→ **Problem details**: Take from the listing each line that has the string "followers".

Collected data entries:
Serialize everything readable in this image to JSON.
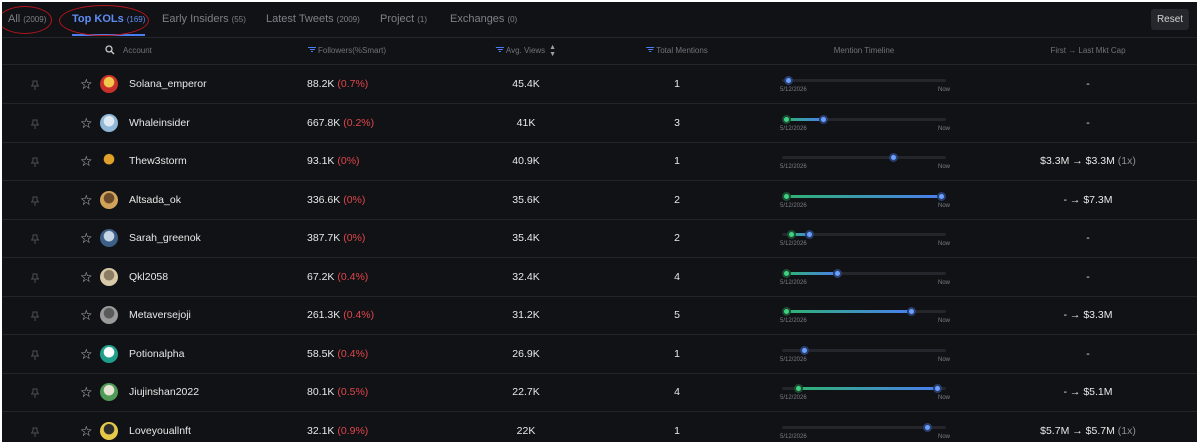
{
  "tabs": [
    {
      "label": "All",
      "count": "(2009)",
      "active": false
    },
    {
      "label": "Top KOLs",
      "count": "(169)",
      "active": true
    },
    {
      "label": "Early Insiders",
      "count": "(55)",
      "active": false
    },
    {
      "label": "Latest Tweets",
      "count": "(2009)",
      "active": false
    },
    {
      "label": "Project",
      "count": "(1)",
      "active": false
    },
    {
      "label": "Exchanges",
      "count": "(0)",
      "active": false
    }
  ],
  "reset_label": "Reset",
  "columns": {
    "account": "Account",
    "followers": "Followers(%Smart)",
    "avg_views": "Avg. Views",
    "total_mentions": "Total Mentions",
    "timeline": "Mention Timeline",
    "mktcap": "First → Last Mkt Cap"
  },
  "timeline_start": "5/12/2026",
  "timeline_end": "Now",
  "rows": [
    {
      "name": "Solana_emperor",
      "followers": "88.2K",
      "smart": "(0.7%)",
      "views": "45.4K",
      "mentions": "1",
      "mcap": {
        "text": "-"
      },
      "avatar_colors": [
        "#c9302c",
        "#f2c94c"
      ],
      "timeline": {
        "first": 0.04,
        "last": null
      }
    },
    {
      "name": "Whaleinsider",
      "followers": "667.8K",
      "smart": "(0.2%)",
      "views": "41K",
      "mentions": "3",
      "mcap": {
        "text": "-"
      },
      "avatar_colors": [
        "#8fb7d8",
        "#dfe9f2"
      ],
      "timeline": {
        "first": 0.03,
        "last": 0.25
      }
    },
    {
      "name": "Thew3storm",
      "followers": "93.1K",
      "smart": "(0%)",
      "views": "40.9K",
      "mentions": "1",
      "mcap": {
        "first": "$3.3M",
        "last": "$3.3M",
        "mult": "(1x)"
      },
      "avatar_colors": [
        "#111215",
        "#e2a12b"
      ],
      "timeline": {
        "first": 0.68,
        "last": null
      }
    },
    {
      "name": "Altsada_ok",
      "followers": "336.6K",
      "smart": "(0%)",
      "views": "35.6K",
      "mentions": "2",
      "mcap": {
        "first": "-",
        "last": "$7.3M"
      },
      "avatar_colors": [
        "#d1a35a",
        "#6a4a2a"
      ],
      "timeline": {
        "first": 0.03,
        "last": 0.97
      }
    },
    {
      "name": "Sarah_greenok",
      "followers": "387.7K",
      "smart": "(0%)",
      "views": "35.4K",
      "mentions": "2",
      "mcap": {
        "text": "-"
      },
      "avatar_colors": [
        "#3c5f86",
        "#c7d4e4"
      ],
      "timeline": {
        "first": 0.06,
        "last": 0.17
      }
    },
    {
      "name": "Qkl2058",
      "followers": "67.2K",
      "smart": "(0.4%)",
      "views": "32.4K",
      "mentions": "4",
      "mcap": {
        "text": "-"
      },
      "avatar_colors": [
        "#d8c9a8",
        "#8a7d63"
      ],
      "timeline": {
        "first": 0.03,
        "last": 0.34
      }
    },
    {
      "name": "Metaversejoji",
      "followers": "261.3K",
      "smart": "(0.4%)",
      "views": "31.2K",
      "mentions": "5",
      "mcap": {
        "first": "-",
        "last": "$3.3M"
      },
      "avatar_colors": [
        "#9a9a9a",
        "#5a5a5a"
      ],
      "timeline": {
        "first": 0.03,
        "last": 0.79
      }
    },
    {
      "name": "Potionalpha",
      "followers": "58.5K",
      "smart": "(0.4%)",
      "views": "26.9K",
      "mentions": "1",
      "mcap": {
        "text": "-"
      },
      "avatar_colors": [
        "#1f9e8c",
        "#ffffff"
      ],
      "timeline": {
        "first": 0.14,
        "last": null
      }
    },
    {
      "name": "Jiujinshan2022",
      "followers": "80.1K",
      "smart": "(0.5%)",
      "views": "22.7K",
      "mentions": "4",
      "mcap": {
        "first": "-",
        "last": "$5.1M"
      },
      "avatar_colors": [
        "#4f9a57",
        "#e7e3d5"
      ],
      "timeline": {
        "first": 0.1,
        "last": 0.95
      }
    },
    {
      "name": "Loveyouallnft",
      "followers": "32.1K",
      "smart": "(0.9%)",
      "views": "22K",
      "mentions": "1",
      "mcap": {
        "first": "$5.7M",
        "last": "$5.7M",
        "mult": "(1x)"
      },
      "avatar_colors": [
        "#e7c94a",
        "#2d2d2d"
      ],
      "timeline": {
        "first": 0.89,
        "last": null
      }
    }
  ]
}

→ **Solution to this problem**:
    "followers": "Followers(%Smart)",
      "followers": "88.2K",
      "followers": "667.8K",
      "followers": "93.1K",
      "followers": "336.6K",
      "followers": "387.7K",
      "followers": "67.2K",
      "followers": "261.3K",
      "followers": "58.5K",
      "followers": "80.1K",
      "followers": "32.1K",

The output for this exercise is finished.